──────── DATA RECORDS ────────
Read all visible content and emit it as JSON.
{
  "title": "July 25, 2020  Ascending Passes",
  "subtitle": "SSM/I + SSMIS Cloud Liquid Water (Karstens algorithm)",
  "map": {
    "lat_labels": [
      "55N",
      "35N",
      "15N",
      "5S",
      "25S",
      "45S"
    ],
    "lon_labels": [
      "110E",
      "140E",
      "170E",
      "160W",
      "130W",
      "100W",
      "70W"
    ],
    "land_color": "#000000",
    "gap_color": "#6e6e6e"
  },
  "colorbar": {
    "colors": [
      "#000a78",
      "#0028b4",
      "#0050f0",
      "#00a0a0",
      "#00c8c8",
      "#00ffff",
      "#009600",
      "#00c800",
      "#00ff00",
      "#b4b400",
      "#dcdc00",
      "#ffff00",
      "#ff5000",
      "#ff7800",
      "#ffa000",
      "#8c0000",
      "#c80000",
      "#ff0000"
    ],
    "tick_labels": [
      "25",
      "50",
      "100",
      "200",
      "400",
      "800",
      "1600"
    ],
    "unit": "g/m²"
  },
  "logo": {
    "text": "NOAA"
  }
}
────────
──────── DATA RECORDS ────────
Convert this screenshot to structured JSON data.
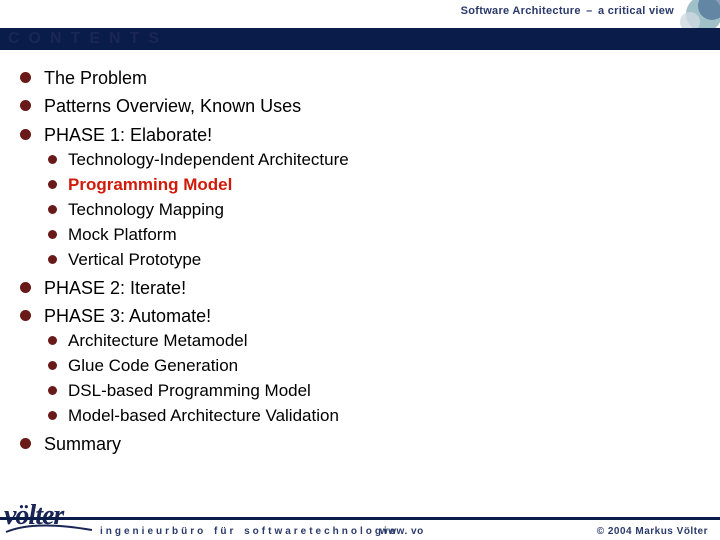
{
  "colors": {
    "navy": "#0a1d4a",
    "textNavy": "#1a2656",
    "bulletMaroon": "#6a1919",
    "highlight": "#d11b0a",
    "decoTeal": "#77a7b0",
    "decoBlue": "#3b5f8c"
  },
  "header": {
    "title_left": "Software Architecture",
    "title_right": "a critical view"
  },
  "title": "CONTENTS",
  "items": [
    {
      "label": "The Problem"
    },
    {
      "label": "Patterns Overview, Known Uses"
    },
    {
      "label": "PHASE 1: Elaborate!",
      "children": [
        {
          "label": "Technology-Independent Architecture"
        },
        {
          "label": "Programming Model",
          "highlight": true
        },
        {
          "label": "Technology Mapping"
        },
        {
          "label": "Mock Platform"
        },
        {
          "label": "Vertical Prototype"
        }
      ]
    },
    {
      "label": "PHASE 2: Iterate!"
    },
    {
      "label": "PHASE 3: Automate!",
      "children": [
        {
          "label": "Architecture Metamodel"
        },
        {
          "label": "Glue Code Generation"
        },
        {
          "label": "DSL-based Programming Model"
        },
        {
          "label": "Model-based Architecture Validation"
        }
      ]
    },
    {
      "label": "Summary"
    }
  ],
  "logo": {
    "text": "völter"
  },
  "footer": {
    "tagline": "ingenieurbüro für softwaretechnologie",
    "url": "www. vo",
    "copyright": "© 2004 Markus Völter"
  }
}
────────
**JOB**
Gather every line from the entries above where the word "Technology" appears, and copy them.

**ANSWER**
          "label": "Technology-Independent Architecture"
          "label": "Technology Mapping"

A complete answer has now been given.